§ **WHAT YOU HAVE TO DO**
Keeping each line exactly as it is, output all of the records.

Document page transcript entries:
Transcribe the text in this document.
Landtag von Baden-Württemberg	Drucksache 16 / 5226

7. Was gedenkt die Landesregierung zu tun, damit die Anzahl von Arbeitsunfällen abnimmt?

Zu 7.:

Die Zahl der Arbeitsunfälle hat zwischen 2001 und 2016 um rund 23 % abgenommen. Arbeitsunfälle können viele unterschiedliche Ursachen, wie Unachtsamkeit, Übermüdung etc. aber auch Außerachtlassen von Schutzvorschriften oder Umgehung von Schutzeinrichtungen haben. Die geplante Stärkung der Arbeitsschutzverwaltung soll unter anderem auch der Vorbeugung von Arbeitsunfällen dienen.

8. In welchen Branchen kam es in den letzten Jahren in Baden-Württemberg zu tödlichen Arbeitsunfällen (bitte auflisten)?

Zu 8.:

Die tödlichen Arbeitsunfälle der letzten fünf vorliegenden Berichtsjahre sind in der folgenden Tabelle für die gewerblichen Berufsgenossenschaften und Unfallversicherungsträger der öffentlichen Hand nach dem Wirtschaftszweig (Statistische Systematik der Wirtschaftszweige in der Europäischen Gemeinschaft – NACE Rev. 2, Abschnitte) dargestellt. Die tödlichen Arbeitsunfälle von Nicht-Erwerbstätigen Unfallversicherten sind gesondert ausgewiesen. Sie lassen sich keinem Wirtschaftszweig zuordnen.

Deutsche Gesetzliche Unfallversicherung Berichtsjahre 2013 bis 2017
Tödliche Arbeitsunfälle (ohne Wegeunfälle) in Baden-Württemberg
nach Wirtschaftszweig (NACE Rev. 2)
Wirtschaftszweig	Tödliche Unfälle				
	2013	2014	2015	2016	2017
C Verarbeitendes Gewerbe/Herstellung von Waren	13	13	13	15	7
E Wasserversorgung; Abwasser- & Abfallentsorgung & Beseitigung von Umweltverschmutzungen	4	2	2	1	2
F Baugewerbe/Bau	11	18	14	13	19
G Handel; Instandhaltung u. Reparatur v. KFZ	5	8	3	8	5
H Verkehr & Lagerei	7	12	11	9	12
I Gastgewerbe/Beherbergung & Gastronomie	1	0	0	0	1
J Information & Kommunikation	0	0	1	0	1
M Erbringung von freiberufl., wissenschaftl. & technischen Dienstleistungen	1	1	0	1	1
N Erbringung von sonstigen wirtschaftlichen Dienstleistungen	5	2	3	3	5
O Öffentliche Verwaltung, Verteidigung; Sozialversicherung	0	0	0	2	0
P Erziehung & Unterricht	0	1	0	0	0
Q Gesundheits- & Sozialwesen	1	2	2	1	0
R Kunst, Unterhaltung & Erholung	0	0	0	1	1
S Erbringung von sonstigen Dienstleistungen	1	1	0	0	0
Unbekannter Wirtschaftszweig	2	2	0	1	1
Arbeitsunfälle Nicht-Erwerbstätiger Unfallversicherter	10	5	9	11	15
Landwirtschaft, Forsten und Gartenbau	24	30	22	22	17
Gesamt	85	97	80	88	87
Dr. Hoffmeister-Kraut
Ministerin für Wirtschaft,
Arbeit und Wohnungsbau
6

§ **WRITTEN ANSWER**
Transcribe the text in this document.
Landtag von Baden-Württemberg	Drucksache 16 / 5226

7. Was gedenkt die Landesregierung zu tun, damit die Anzahl von Arbeitsunfällen abnimmt?

Zu 7.:

Die Zahl der Arbeitsunfälle hat zwischen 2001 und 2016 um rund 23 % abgenommen. Arbeitsunfälle können viele unterschiedliche Ursachen, wie Unachtsamkeit, Übermüdung etc. aber auch Außerachtlassen von Schutzvorschriften oder Umgehung von Schutzeinrichtungen haben. Die geplante Stärkung der Arbeitsschutzverwaltung soll unter anderem auch der Vorbeugung von Arbeitsunfällen dienen.

8. In welchen Branchen kam es in den letzten Jahren in Baden-Württemberg zu tödlichen Arbeitsunfällen (bitte auflisten)?

Zu 8.:

Die tödlichen Arbeitsunfälle der letzten fünf vorliegenden Berichtsjahre sind in der folgenden Tabelle für die gewerblichen Berufsgenossenschaften und Unfallversicherungsträger der öffentlichen Hand nach dem Wirtschaftszweig (Statistische Systematik der Wirtschaftszweige in der Europäischen Gemeinschaft – NACE Rev. 2, Abschnitte) dargestellt. Die tödlichen Arbeitsunfälle von Nicht-Erwerbstätigen Unfallversicherten sind gesondert ausgewiesen. Sie lassen sich keinem Wirtschaftszweig zuordnen.

Deutsche Gesetzliche Unfallversicherung Berichtsjahre 2013 bis 2017
Tödliche Arbeitsunfälle (ohne Wegeunfälle) in Baden-Württemberg
nach Wirtschaftszweig (NACE Rev. 2)
Wirtschaftszweig	Tödliche Unfälle				
	2013	2014	2015	2016	2017
C Verarbeitendes Gewerbe/Herstellung von Waren	13	13	13	15	7
E Wasserversorgung; Abwasser- & Abfallentsorgung & Beseitigung von Umweltverschmutzungen	4	2	2	1	2
F Baugewerbe/Bau	11	18	14	13	19
G Handel; Instandhaltung u. Reparatur v. KFZ	5	8	3	8	5
H Verkehr & Lagerei	7	12	11	9	12
I Gastgewerbe/Beherbergung & Gastronomie	1	0	0	0	1
J Information & Kommunikation	0	0	1	0	1
M Erbringung von freiberufl., wissenschaftl. & technischen Dienstleistungen	1	1	0	1	1
N Erbringung von sonstigen wirtschaftlichen Dienstleistungen	5	2	3	3	5
O Öffentliche Verwaltung, Verteidigung; Sozialversicherung	0	0	0	2	0
P Erziehung & Unterricht	0	1	0	0	0
Q Gesundheits- & Sozialwesen	1	2	2	1	0
R Kunst, Unterhaltung & Erholung	0	0	0	1	1
S Erbringung von sonstigen Dienstleistungen	1	1	0	0	0
Unbekannter Wirtschaftszweig	2	2	0	1	1
Arbeitsunfälle Nicht-Erwerbstätiger Unfallversicherter	10	5	9	11	15
Landwirtschaft, Forsten und Gartenbau	24	30	22	22	17
Gesamt	85	97	80	88	87
Dr. Hoffmeister-Kraut
Ministerin für Wirtschaft,
Arbeit und Wohnungsbau
6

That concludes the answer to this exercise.